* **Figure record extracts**
_ _ _
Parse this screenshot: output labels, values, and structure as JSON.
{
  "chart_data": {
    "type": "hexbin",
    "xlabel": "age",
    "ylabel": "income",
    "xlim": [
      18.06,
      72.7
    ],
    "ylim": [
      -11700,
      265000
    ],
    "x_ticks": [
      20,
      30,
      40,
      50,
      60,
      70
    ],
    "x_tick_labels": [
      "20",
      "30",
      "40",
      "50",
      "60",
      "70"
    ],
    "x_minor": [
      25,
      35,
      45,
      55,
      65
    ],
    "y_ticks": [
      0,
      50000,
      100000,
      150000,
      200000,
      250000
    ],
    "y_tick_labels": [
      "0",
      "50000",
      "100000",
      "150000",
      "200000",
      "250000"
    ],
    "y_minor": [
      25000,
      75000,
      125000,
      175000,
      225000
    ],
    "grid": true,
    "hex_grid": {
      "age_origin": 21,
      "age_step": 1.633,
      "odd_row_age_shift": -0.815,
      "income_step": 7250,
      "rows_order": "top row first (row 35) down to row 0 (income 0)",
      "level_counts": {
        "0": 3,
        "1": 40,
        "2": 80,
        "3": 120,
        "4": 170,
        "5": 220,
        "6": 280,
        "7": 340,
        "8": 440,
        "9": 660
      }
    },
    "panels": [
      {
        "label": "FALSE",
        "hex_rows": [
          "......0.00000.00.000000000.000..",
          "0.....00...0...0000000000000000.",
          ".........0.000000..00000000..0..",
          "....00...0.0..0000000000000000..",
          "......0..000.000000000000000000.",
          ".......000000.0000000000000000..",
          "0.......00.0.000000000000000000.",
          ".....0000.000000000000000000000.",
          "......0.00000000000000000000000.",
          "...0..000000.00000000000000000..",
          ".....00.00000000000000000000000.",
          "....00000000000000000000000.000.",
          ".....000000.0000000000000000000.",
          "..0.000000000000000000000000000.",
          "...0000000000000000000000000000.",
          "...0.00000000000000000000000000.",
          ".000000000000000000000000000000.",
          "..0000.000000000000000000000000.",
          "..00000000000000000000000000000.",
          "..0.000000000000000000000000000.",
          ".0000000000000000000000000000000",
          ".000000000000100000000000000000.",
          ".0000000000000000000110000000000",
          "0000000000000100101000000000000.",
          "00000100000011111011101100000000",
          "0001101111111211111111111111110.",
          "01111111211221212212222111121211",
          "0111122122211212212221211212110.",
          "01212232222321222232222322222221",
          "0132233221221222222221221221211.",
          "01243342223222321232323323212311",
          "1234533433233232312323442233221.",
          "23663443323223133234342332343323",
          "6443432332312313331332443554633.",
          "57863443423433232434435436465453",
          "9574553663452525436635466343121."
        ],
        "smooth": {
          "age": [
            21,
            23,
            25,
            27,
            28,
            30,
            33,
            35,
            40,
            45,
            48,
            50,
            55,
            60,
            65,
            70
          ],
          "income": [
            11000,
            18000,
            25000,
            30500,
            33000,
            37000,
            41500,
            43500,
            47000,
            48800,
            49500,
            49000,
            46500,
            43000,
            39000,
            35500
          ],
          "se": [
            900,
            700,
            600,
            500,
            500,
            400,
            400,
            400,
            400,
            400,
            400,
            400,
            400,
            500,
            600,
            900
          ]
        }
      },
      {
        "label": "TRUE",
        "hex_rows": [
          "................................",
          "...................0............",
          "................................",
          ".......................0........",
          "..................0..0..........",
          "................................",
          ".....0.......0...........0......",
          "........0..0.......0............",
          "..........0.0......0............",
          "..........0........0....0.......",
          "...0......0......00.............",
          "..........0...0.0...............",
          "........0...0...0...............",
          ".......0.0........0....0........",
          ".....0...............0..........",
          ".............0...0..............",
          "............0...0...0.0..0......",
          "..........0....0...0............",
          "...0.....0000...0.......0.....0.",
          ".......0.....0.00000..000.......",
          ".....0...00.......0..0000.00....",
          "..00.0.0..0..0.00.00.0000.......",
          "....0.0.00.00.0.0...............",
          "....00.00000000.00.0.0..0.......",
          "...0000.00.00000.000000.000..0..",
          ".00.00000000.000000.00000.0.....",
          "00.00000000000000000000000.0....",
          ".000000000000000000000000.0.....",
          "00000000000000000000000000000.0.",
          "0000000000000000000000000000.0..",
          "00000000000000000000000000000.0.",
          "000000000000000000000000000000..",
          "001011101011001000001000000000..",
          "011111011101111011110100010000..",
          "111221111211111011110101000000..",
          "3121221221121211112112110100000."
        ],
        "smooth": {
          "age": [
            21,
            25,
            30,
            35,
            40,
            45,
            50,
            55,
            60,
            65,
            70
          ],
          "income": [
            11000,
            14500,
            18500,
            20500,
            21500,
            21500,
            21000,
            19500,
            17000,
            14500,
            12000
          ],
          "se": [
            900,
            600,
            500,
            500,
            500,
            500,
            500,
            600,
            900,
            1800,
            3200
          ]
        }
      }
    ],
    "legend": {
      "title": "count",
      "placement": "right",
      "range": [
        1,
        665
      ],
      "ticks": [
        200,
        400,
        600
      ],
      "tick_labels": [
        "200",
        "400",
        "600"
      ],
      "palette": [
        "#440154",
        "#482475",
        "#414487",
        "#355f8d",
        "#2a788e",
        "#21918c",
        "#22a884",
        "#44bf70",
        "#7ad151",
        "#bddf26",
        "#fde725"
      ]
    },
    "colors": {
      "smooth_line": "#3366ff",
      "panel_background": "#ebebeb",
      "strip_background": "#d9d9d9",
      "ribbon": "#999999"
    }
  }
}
_ _ _
* **TASK OBJECTIVE**
Repeat the material above in full, exactly as it stands.

* **SOLUTION**
Parse this screenshot: output labels, values, and structure as JSON.
{
  "chart_data": {
    "type": "hexbin",
    "xlabel": "age",
    "ylabel": "income",
    "xlim": [
      18.06,
      72.7
    ],
    "ylim": [
      -11700,
      265000
    ],
    "x_ticks": [
      20,
      30,
      40,
      50,
      60,
      70
    ],
    "x_tick_labels": [
      "20",
      "30",
      "40",
      "50",
      "60",
      "70"
    ],
    "x_minor": [
      25,
      35,
      45,
      55,
      65
    ],
    "y_ticks": [
      0,
      50000,
      100000,
      150000,
      200000,
      250000
    ],
    "y_tick_labels": [
      "0",
      "50000",
      "100000",
      "150000",
      "200000",
      "250000"
    ],
    "y_minor": [
      25000,
      75000,
      125000,
      175000,
      225000
    ],
    "grid": true,
    "hex_grid": {
      "age_origin": 21,
      "age_step": 1.633,
      "odd_row_age_shift": -0.815,
      "income_step": 7250,
      "rows_order": "top row first (row 35) down to row 0 (income 0)",
      "level_counts": {
        "0": 3,
        "1": 40,
        "2": 80,
        "3": 120,
        "4": 170,
        "5": 220,
        "6": 280,
        "7": 340,
        "8": 440,
        "9": 660
      }
    },
    "panels": [
      {
        "label": "FALSE",
        "hex_rows": [
          "......0.00000.00.000000000.000..",
          "0.....00...0...0000000000000000.",
          ".........0.000000..00000000..0..",
          "....00...0.0..0000000000000000..",
          "......0..000.000000000000000000.",
          ".......000000.0000000000000000..",
          "0.......00.0.000000000000000000.",
          ".....0000.000000000000000000000.",
          "......0.00000000000000000000000.",
          "...0..000000.00000000000000000..",
          ".....00.00000000000000000000000.",
          "....00000000000000000000000.000.",
          ".....000000.0000000000000000000.",
          "..0.000000000000000000000000000.",
          "...0000000000000000000000000000.",
          "...0.00000000000000000000000000.",
          ".000000000000000000000000000000.",
          "..0000.000000000000000000000000.",
          "..00000000000000000000000000000.",
          "..0.000000000000000000000000000.",
          ".0000000000000000000000000000000",
          ".000000000000100000000000000000.",
          ".0000000000000000000110000000000",
          "0000000000000100101000000000000.",
          "00000100000011111011101100000000",
          "0001101111111211111111111111110.",
          "01111111211221212212222111121211",
          "0111122122211212212221211212110.",
          "01212232222321222232222322222221",
          "0132233221221222222221221221211.",
          "01243342223222321232323323212311",
          "1234533433233232312323442233221.",
          "23663443323223133234342332343323",
          "6443432332312313331332443554633.",
          "57863443423433232434435436465453",
          "9574553663452525436635466343121."
        ],
        "smooth": {
          "age": [
            21,
            23,
            25,
            27,
            28,
            30,
            33,
            35,
            40,
            45,
            48,
            50,
            55,
            60,
            65,
            70
          ],
          "income": [
            11000,
            18000,
            25000,
            30500,
            33000,
            37000,
            41500,
            43500,
            47000,
            48800,
            49500,
            49000,
            46500,
            43000,
            39000,
            35500
          ],
          "se": [
            900,
            700,
            600,
            500,
            500,
            400,
            400,
            400,
            400,
            400,
            400,
            400,
            400,
            500,
            600,
            900
          ]
        }
      },
      {
        "label": "TRUE",
        "hex_rows": [
          "................................",
          "...................0............",
          "................................",
          ".......................0........",
          "..................0..0..........",
          "................................",
          ".....0.......0...........0......",
          "........0..0.......0............",
          "..........0.0......0............",
          "..........0........0....0.......",
          "...0......0......00.............",
          "..........0...0.0...............",
          "........0...0...0...............",
          ".......0.0........0....0........",
          ".....0...............0..........",
          ".............0...0..............",
          "............0...0...0.0..0......",
          "..........0....0...0............",
          "...0.....0000...0.......0.....0.",
          ".......0.....0.00000..000.......",
          ".....0...00.......0..0000.00....",
          "..00.0.0..0..0.00.00.0000.......",
          "....0.0.00.00.0.0...............",
          "....00.00000000.00.0.0..0.......",
          "...0000.00.00000.000000.000..0..",
          ".00.00000000.000000.00000.0.....",
          "00.00000000000000000000000.0....",
          ".000000000000000000000000.0.....",
          "00000000000000000000000000000.0.",
          "0000000000000000000000000000.0..",
          "00000000000000000000000000000.0.",
          "000000000000000000000000000000..",
          "001011101011001000001000000000..",
          "011111011101111011110100010000..",
          "111221111211111011110101000000..",
          "3121221221121211112112110100000."
        ],
        "smooth": {
          "age": [
            21,
            25,
            30,
            35,
            40,
            45,
            50,
            55,
            60,
            65,
            70
          ],
          "income": [
            11000,
            14500,
            18500,
            20500,
            21500,
            21500,
            21000,
            19500,
            17000,
            14500,
            12000
          ],
          "se": [
            900,
            600,
            500,
            500,
            500,
            500,
            500,
            600,
            900,
            1800,
            3200
          ]
        }
      }
    ],
    "legend": {
      "title": "count",
      "placement": "right",
      "range": [
        1,
        665
      ],
      "ticks": [
        200,
        400,
        600
      ],
      "tick_labels": [
        "200",
        "400",
        "600"
      ],
      "palette": [
        "#440154",
        "#482475",
        "#414487",
        "#355f8d",
        "#2a788e",
        "#21918c",
        "#22a884",
        "#44bf70",
        "#7ad151",
        "#bddf26",
        "#fde725"
      ]
    },
    "colors": {
      "smooth_line": "#3366ff",
      "panel_background": "#ebebeb",
      "strip_background": "#d9d9d9",
      "ribbon": "#999999"
    }
  }
}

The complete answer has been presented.